#### Texto de apoio:
02 – Como a experiência de
Sônia como professora de 1ª série com alunos em dificuldade de alfabetização
começou a desafiar suas crenças?
A experiência de
Sônia com alunos da 1ª série que não conseguiam ser alfabetizados começou a
desafiar suas crenças ao colocá-la diante de uma realidade complexa. Ela
justificava o não-aprendizado pelo nível socioeconômico das crianças, pela
falta de interesse dos pais e pela violência, atribuindo o problema a fatores
externos e sociais, e não à sua própria prática pedagógica. Essa dificuldade a
fez questionar suas abordagens, embora inicialmente não a levasse a buscar
soluções em formação continuada.
03 – De que forma a atitude de
Eliane, a estagiária, reflete uma mentalidade comum entre alguns profissionais
da educação?
A atitude de
Eliane reflete uma mentalidade comum entre alguns profissionais da educação que
veem a profissão como um "trabalho simples", com poucas exigências e
muitas vantagens (meio período, férias, atividades de sala de aula supostamente
fáceis). Ela não demonstrava interesse em aprofundar seus conhecimentos ou
inovar, contentando-se em apenas "mandar as crianças fazer as atividades
do livro didático", o que indica uma visão limitada e descompromissada com
a complexidade da alfabetização e do aprendizado.
04 – Qual foi o ponto de
virada para Sônia em relação à sua percepção da profissão de professora, e o
que a levou a essa mudança?
O ponto de virada para Sônia ocorreu
quando seu próprio filho, com uma família estruturada e protegida da violência,
não conseguiu ser alfabetizado na 1ª série pela professora Eliane. Essa
experiência pessoal a fez confrontar a ineficácia das práticas pedagógicas que
ela mesma utilizava e defendia. A dificuldade do filho, que não se encaixava
nas justificativas anteriores sobre "nível socioeconômico", a
impulsionou a buscar ajuda e a refletir sobre a importância da competência
profissional do professor.

#### Dados:
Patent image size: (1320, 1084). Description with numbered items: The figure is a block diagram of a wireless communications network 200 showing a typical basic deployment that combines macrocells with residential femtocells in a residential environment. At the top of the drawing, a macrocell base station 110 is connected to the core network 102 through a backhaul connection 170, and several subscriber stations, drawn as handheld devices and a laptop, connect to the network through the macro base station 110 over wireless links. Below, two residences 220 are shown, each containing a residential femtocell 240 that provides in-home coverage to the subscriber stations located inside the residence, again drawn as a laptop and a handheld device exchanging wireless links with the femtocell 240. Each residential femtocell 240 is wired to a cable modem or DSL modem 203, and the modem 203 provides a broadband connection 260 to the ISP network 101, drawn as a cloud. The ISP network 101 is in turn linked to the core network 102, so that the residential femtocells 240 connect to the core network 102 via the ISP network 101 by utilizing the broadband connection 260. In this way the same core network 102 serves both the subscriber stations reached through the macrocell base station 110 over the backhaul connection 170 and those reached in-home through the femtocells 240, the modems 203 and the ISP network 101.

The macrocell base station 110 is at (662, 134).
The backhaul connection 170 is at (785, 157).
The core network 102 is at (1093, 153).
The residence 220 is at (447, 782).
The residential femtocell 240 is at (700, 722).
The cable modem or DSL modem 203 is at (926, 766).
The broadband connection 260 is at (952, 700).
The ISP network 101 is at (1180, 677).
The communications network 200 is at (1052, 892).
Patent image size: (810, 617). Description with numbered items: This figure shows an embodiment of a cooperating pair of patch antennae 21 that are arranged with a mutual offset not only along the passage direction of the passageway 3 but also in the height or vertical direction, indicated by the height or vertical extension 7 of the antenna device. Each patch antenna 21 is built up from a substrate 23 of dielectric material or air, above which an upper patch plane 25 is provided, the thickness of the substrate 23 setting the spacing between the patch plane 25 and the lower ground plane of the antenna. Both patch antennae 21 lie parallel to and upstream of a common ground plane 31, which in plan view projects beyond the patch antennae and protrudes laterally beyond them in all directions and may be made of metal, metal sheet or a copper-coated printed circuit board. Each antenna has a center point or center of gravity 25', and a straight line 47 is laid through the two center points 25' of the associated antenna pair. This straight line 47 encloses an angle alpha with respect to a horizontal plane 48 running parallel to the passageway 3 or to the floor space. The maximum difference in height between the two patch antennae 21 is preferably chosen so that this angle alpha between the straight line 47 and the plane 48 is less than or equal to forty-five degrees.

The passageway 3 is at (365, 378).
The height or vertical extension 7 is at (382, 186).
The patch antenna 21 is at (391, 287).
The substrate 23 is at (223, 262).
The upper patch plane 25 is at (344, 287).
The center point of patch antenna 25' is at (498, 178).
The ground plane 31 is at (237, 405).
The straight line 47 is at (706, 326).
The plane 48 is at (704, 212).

#### Lista de exercícios:
**a)** Digite de novo, sem mudar nada, o trecho do texto sobre a professora Sônia que começa em "02 – Como a" e termina em "da educação?".
**b)** Escreva o que vem depois no texto sobre a professora Sônia, começando logo após a última frase.
Os dados não têm nenhum papel nesta atividade.

#### Exercícios resolvidos:
**a)**
02 – Como a experiência de
Sônia como professora de 1ª série com alunos em dificuldade de alfabetização
começou a desafiar suas crenças?
A experiência de
Sônia com alunos da 1ª série que não conseguiam ser alfabetizados começou a
desafiar suas crenças ao colocá-la diante de uma realidade complexa. Ela
justificava o não-aprendizado pelo nível socioeconômico das crianças, pela
falta de interesse dos pais e pela violência, atribuindo o problema a fatores
externos e sociais, e não à sua própria prática pedagógica. Essa dificuldade a
fez questionar suas abordagens, embora inicialmente não a levasse a buscar
soluções em formação continuada.
03 – De que forma a atitude de
Eliane, a estagiária, reflete uma mentalidade comum entre alguns profissionais
da educação?

**b)**
05 – Como a chegada da
professora substituta, Fátima, impactou a visão de Sônia sobre o processo de
ensino-aprendizagem e a responsabilidade do professor?
A chegada da professora
substituta, Fátima, impactou profundamente a visão de Sônia. Fátima demonstrou
uma abordagem profissional, baseada em pressupostos teóricos e disposta a
implementar mudanças significativas na forma de tratar os conteúdos,
especialmente a linguagem escrita. A capacidade de Fátima em alfabetizar o
filho de Sônia e outras crianças insatisfeitas, mesmo em um curto período,
evidenciou para Sônia que a competência e o engajamento do professor são
fundamentais e que a responsabilidade pelo aprendizado não pode ser atribuída
apenas aos alunos ou ao seu contexto social.
06 – Segundo o artigo, por que
a atualização e o estudo são tão cruciais para os professores, e qual analogia
é utilizada para reforçar essa ideia?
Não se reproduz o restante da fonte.